> Aim of the task
Reproduce the following material exactly, including every line.

> Material provided

•••••

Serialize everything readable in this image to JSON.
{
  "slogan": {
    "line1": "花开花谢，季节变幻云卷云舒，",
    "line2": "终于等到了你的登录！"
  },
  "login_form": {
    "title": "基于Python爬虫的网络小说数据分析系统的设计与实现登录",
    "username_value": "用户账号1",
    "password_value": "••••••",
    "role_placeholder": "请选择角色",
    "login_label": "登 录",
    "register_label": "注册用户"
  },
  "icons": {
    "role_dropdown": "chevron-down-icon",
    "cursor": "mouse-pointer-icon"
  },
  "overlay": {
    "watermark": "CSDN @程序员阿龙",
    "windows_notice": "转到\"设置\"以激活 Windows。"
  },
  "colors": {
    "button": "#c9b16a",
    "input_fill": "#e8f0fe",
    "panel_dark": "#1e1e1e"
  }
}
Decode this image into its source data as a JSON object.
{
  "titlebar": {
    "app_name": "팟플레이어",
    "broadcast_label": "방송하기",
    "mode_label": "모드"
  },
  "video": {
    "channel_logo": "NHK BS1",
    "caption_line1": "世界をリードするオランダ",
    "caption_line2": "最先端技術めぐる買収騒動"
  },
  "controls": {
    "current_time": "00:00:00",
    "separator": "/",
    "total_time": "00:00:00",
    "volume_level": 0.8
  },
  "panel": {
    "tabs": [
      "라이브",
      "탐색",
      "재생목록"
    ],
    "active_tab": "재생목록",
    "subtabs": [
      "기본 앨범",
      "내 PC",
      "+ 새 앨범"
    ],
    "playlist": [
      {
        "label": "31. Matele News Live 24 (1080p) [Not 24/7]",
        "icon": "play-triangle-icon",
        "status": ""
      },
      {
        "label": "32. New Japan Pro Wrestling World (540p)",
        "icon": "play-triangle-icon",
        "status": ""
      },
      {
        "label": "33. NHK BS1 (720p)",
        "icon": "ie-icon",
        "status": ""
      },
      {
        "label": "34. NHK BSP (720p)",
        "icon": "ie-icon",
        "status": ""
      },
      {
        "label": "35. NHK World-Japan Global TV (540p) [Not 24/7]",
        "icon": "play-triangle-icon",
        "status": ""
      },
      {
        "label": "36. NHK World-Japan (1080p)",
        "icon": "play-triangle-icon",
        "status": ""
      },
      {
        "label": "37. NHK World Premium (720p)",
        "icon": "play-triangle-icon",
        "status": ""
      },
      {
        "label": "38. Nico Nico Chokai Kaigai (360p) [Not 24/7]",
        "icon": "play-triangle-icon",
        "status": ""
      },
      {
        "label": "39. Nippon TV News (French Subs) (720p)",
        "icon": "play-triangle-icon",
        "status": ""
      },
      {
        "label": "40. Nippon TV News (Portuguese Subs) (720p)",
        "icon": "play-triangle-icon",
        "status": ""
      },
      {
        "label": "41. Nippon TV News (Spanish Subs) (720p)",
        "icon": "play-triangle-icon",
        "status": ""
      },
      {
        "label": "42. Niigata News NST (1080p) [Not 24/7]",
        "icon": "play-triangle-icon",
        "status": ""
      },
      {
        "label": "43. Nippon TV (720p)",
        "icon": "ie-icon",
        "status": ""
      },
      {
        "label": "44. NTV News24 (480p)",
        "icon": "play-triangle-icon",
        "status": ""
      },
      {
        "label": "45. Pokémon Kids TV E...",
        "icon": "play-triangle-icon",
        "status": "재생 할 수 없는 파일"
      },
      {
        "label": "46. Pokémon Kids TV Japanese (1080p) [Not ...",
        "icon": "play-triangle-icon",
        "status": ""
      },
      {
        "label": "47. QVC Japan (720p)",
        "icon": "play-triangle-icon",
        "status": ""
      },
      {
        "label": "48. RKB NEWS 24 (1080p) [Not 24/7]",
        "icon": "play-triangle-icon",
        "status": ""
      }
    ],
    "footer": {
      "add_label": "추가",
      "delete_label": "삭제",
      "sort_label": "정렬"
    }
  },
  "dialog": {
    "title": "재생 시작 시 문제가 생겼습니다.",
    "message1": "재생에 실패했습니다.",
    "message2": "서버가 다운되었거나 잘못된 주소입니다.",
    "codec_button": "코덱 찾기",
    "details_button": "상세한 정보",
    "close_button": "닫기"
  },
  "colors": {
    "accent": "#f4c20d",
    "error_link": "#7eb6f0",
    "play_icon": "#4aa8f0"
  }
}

•••••

> Task solution
Serialize everything readable in this image to JSON.
{
  "slogan": {
    "line1": "花开花谢，季节变幻云卷云舒，",
    "line2": "终于等到了你的登录！"
  },
  "login_form": {
    "title": "基于Python爬虫的网络小说数据分析系统的设计与实现登录",
    "username_value": "用户账号1",
    "password_value": "••••••",
    "role_placeholder": "请选择角色",
    "login_label": "登 录",
    "register_label": "注册用户"
  },
  "icons": {
    "role_dropdown": "chevron-down-icon",
    "cursor": "mouse-pointer-icon"
  },
  "overlay": {
    "watermark": "CSDN @程序员阿龙",
    "windows_notice": "转到\"设置\"以激活 Windows。"
  },
  "colors": {
    "button": "#c9b16a",
    "input_fill": "#e8f0fe",
    "panel_dark": "#1e1e1e"
  }
}
Decode this image into its source data as a JSON object.
{
  "titlebar": {
    "app_name": "팟플레이어",
    "broadcast_label": "방송하기",
    "mode_label": "모드"
  },
  "video": {
    "channel_logo": "NHK BS1",
    "caption_line1": "世界をリードするオランダ",
    "caption_line2": "最先端技術めぐる買収騒動"
  },
  "controls": {
    "current_time": "00:00:00",
    "separator": "/",
    "total_time": "00:00:00",
    "volume_level": 0.8
  },
  "panel": {
    "tabs": [
      "라이브",
      "탐색",
      "재생목록"
    ],
    "active_tab": "재생목록",
    "subtabs": [
      "기본 앨범",
      "내 PC",
      "+ 새 앨범"
    ],
    "playlist": [
      {
        "label": "31. Matele News Live 24 (1080p) [Not 24/7]",
        "icon": "play-triangle-icon",
        "status": ""
      },
      {
        "label": "32. New Japan Pro Wrestling World (540p)",
        "icon": "play-triangle-icon",
        "status": ""
      },
      {
        "label": "33. NHK BS1 (720p)",
        "icon": "ie-icon",
        "status": ""
      },
      {
        "label": "34. NHK BSP (720p)",
        "icon": "ie-icon",
        "status": ""
      },
      {
        "label": "35. NHK World-Japan Global TV (540p) [Not 24/7]",
        "icon": "play-triangle-icon",
        "status": ""
      },
      {
        "label": "36. NHK World-Japan (1080p)",
        "icon": "play-triangle-icon",
        "status": ""
      },
      {
        "label": "37. NHK World Premium (720p)",
        "icon": "play-triangle-icon",
        "status": ""
      },
      {
        "label": "38. Nico Nico Chokai Kaigai (360p) [Not 24/7]",
        "icon": "play-triangle-icon",
        "status": ""
      },
      {
        "label": "39. Nippon TV News (French Subs) (720p)",
        "icon": "play-triangle-icon",
        "status": ""
      },
      {
        "label": "40. Nippon TV News (Portuguese Subs) (720p)",
        "icon": "play-triangle-icon",
        "status": ""
      },
      {
        "label": "41. Nippon TV News (Spanish Subs) (720p)",
        "icon": "play-triangle-icon",
        "status": ""
      },
      {
        "label": "42. Niigata News NST (1080p) [Not 24/7]",
        "icon": "play-triangle-icon",
        "status": ""
      },
      {
        "label": "43. Nippon TV (720p)",
        "icon": "ie-icon",
        "status": ""
      },
      {
        "label": "44. NTV News24 (480p)",
        "icon": "play-triangle-icon",
        "status": ""
      },
      {
        "label": "45. Pokémon Kids TV E...",
        "icon": "play-triangle-icon",
        "status": "재생 할 수 없는 파일"
      },
      {
        "label": "46. Pokémon Kids TV Japanese (1080p) [Not ...",
        "icon": "play-triangle-icon",
        "status": ""
      },
      {
        "label": "47. QVC Japan (720p)",
        "icon": "play-triangle-icon",
        "status": ""
      },
      {
        "label": "48. RKB NEWS 24 (1080p) [Not 24/7]",
        "icon": "play-triangle-icon",
        "status": ""
      }
    ],
    "footer": {
      "add_label": "추가",
      "delete_label": "삭제",
      "sort_label": "정렬"
    }
  },
  "dialog": {
    "title": "재생 시작 시 문제가 생겼습니다.",
    "message1": "재생에 실패했습니다.",
    "message2": "서버가 다운되었거나 잘못된 주소입니다.",
    "codec_button": "코덱 찾기",
    "details_button": "상세한 정보",
    "close_button": "닫기"
  },
  "colors": {
    "accent": "#f4c20d",
    "error_link": "#7eb6f0",
    "play_icon": "#4aa8f0"
  }
}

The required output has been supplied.